Find the string "text" and gather every line that holds it.

• • • • •

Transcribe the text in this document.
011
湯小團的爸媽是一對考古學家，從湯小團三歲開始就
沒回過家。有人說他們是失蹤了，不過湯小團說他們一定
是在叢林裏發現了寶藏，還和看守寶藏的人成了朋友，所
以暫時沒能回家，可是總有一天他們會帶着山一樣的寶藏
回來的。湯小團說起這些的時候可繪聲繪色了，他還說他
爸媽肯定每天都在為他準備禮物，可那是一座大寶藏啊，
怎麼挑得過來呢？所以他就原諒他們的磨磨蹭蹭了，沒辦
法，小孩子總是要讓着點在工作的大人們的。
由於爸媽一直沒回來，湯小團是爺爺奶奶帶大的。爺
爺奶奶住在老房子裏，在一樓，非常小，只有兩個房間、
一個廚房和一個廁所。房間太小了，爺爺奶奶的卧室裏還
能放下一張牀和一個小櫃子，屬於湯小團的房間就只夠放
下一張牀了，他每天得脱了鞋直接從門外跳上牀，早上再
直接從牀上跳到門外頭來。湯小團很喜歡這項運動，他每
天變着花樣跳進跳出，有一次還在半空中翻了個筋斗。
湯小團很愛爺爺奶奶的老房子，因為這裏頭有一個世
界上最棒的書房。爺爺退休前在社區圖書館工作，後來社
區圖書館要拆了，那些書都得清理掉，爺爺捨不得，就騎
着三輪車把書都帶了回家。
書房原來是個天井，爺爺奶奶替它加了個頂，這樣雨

• • • • •

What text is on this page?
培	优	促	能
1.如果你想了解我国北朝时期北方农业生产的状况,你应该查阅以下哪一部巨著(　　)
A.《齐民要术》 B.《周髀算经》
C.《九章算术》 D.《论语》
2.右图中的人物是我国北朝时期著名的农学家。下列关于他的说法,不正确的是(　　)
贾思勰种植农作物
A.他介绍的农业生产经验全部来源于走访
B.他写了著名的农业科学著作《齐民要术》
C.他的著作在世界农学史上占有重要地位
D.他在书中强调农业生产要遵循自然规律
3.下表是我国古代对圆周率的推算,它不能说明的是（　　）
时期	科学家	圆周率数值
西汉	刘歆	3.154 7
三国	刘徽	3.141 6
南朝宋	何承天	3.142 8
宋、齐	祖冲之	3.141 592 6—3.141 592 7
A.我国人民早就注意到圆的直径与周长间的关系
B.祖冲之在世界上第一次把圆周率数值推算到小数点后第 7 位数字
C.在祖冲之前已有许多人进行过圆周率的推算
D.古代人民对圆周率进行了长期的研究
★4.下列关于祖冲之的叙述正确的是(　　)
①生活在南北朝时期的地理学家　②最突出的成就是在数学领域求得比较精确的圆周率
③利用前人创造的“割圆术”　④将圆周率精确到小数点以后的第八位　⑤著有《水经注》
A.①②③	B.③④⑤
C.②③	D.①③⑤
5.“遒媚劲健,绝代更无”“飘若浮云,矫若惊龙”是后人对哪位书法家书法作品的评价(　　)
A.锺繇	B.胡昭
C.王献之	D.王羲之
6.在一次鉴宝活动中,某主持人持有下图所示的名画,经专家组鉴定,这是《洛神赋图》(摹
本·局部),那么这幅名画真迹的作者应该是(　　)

• • • • •

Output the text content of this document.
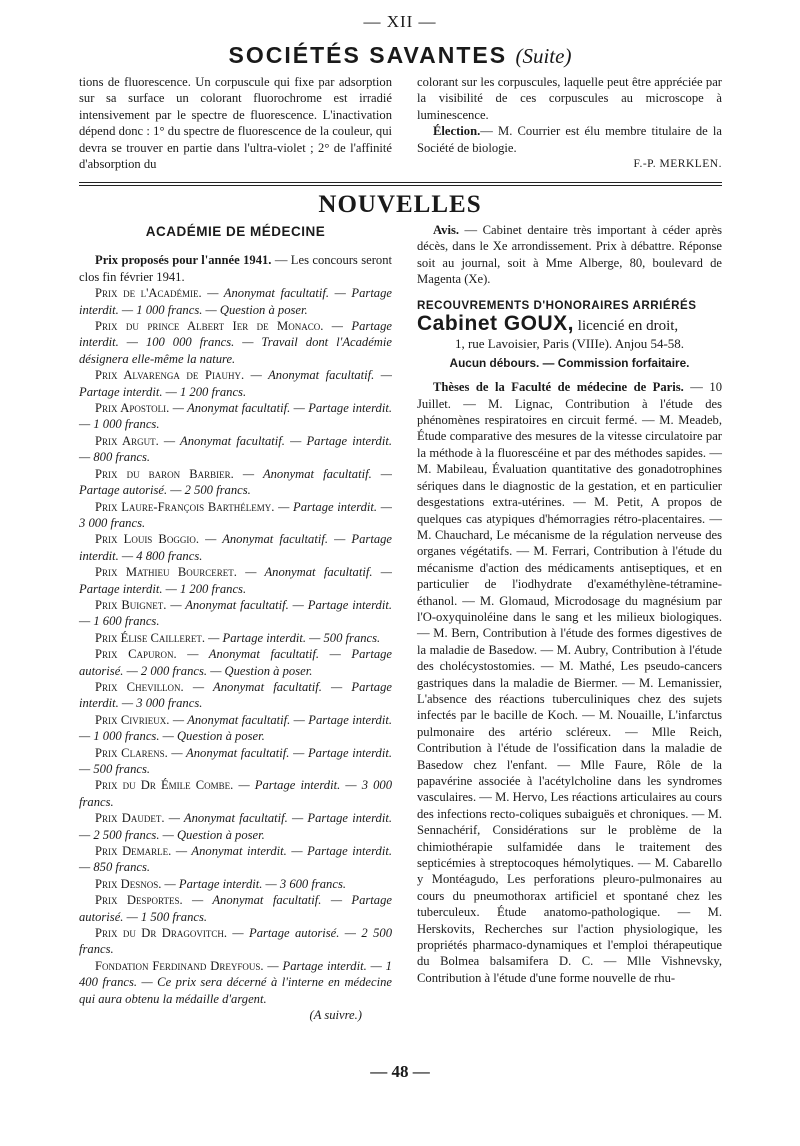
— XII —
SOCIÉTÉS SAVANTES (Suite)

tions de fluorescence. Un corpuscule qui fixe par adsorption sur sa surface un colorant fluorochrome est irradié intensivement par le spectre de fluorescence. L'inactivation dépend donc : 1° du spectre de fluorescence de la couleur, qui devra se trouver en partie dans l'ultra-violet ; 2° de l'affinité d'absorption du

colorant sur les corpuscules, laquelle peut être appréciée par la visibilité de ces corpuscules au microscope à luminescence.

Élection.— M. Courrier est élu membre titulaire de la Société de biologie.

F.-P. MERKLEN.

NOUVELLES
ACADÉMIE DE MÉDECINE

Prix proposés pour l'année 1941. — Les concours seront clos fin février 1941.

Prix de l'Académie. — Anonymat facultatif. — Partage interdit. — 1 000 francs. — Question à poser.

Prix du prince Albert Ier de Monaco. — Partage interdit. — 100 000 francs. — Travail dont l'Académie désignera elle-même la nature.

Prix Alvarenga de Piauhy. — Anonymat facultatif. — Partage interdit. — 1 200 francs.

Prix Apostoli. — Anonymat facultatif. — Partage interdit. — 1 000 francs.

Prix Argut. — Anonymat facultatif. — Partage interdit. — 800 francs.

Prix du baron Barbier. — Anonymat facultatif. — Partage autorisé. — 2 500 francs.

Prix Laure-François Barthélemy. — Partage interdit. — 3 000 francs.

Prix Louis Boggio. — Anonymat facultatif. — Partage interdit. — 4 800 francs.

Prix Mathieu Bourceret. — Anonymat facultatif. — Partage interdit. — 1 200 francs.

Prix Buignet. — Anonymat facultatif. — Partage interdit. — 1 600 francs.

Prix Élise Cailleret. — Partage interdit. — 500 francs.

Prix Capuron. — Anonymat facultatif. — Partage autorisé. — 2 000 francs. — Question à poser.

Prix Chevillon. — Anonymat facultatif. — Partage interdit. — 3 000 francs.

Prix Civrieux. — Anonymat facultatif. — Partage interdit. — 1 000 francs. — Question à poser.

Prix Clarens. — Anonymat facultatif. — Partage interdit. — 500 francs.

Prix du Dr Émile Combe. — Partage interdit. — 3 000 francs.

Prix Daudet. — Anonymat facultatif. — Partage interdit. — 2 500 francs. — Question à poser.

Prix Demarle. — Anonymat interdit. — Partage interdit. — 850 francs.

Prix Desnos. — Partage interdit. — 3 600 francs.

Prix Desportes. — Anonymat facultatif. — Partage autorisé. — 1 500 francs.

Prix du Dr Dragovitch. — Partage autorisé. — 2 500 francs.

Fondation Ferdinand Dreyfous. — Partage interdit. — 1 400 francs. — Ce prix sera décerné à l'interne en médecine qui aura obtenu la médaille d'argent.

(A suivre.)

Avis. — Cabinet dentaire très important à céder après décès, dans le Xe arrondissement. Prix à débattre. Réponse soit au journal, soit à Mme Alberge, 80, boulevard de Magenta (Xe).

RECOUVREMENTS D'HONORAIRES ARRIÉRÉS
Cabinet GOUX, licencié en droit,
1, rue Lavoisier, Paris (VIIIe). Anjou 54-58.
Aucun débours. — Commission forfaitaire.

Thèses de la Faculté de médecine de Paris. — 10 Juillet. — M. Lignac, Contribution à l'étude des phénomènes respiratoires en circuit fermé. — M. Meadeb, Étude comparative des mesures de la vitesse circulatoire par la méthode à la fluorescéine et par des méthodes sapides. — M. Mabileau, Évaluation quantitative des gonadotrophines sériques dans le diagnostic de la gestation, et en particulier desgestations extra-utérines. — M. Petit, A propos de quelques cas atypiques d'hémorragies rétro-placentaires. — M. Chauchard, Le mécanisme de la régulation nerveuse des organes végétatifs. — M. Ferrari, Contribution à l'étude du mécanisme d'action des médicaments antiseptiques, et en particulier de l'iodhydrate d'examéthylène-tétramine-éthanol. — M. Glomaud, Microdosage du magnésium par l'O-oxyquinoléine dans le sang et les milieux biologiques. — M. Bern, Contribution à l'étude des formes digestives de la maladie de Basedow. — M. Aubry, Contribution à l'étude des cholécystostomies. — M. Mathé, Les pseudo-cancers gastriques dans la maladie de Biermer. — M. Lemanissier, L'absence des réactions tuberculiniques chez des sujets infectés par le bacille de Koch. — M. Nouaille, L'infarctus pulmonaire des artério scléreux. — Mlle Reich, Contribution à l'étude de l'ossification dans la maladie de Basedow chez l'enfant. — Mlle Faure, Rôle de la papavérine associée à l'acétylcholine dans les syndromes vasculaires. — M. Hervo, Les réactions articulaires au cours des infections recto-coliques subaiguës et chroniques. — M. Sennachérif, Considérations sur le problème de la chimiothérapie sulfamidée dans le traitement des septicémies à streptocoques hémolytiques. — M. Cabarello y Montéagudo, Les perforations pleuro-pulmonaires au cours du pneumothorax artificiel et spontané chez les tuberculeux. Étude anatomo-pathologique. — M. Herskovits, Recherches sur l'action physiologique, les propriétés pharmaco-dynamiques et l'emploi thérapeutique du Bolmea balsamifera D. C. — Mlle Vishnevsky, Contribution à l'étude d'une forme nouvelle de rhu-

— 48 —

• • • • •

• _Task output_
Transcribe the text in this document.
What text is on this page?
Output the text content of this document.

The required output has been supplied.